Set task: List all lines of the data that include the string "label".

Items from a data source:
○ ○ ○ ○ ○

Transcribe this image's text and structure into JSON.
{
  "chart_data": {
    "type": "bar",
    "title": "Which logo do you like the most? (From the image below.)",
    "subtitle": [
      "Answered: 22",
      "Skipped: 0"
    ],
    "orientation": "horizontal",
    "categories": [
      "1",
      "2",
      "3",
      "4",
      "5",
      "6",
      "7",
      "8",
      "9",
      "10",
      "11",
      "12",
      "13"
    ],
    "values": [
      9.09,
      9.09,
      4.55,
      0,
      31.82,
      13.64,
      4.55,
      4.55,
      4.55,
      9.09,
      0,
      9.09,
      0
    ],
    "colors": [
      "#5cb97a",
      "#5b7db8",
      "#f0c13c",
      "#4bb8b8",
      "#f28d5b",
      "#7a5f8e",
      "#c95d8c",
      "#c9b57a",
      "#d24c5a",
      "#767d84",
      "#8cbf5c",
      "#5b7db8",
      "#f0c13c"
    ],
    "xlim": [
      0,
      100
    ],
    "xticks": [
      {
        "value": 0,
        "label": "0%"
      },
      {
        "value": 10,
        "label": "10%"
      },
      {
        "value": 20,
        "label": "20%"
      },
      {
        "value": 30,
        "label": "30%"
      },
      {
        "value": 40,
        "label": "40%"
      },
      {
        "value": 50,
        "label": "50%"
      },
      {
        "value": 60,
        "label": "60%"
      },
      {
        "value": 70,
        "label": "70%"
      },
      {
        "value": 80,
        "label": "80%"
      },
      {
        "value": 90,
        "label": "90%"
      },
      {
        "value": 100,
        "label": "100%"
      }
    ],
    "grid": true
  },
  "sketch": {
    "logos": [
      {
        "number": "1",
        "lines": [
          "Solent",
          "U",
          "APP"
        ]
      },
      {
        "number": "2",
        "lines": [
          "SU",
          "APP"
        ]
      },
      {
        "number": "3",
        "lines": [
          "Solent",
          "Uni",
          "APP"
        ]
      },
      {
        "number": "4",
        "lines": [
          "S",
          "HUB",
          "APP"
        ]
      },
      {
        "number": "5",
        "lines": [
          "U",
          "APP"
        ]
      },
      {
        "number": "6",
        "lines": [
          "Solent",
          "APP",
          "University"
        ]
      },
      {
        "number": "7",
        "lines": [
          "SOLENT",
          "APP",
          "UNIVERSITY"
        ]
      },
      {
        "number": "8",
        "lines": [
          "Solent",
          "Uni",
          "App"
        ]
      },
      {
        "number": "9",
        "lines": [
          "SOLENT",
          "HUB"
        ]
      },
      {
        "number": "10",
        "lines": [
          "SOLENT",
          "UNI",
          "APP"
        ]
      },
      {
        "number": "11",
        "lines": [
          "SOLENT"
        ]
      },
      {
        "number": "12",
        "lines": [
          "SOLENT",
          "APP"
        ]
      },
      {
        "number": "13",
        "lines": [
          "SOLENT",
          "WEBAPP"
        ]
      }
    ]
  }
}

○ ○ ○ ○ ○

Reply to the exercise:
        "label": "0%"
        "label": "10%"
        "label": "20%"
        "label": "30%"
        "label": "40%"
        "label": "50%"
        "label": "60%"
        "label": "70%"
        "label": "80%"
        "label": "90%"
        "label": "100%"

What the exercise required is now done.